- **GIVEN TASK**
Tally how many lines hold the string "data". Your reply should be that number alone.

- **SUPPLIED RECORDS**
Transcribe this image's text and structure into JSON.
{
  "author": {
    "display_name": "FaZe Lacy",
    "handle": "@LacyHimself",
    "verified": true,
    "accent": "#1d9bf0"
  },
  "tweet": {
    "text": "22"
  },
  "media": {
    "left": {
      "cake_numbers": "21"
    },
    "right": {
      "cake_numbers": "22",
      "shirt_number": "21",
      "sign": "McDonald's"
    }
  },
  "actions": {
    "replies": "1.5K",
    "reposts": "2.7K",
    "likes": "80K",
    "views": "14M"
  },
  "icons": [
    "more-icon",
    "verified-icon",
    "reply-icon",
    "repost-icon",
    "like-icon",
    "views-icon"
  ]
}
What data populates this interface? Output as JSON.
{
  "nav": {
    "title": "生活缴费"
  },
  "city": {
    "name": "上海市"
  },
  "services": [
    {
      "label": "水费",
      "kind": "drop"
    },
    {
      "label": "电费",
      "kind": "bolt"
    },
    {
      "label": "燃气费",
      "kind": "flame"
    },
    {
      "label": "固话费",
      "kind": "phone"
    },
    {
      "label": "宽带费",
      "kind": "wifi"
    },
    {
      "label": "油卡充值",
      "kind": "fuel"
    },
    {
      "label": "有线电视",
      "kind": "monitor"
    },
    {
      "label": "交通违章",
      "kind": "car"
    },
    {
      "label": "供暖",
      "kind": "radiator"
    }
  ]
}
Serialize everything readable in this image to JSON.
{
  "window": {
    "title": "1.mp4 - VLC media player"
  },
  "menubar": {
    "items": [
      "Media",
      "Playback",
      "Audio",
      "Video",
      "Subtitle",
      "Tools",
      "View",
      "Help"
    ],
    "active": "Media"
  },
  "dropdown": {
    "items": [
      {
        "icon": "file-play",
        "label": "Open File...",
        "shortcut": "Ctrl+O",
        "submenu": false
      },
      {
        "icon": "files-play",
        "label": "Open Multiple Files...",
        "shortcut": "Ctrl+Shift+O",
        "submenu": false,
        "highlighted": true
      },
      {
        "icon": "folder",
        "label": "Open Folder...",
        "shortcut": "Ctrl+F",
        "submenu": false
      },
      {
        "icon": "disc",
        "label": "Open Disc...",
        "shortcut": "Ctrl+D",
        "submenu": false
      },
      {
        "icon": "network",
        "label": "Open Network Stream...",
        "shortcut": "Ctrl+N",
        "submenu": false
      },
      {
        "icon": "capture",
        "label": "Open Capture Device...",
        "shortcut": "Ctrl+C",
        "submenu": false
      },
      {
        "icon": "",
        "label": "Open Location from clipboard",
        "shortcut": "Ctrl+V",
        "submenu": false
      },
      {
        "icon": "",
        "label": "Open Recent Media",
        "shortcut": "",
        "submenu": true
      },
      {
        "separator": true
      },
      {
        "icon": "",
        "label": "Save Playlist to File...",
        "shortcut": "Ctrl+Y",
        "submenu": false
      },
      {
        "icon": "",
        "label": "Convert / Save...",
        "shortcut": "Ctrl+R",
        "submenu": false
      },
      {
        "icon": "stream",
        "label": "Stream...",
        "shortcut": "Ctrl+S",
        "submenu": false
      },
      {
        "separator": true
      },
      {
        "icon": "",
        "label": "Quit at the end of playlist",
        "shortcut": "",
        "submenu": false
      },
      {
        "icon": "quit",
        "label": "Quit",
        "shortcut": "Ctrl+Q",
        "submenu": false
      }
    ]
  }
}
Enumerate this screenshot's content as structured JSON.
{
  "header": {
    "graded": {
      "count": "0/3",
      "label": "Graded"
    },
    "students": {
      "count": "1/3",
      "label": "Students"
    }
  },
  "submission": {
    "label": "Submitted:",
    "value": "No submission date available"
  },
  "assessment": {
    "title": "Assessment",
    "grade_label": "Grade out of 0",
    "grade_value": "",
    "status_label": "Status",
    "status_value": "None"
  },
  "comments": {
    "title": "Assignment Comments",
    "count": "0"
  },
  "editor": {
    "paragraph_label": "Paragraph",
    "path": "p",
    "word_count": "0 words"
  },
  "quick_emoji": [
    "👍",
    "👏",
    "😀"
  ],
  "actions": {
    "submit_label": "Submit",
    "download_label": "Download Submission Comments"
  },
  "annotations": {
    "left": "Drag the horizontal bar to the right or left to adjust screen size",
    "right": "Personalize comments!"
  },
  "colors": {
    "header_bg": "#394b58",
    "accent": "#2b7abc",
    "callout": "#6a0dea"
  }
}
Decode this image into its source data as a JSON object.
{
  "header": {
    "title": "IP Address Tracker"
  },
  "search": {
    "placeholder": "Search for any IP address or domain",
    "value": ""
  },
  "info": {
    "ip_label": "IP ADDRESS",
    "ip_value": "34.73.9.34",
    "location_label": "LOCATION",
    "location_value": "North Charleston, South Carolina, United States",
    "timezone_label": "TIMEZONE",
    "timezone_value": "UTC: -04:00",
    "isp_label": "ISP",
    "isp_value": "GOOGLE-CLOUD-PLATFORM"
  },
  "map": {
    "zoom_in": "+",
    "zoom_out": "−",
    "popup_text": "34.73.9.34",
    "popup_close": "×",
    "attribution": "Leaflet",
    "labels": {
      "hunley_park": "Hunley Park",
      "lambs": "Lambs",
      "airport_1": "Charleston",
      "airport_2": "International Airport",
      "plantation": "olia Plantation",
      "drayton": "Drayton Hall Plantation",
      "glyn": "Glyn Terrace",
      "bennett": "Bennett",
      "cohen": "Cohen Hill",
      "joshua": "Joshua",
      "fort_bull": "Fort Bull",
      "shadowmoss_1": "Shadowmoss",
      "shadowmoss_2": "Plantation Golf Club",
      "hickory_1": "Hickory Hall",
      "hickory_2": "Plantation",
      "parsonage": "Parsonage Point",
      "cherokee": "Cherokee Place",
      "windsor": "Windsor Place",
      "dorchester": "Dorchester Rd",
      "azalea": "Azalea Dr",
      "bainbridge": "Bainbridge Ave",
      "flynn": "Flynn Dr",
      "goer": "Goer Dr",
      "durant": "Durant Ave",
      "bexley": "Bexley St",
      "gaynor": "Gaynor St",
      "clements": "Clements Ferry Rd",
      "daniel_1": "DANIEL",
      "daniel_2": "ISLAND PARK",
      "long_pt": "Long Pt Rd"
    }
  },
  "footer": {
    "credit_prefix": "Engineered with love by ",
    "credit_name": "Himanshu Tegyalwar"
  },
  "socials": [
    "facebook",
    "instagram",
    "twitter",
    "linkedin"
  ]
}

- **THE COMPLETED TASK**
2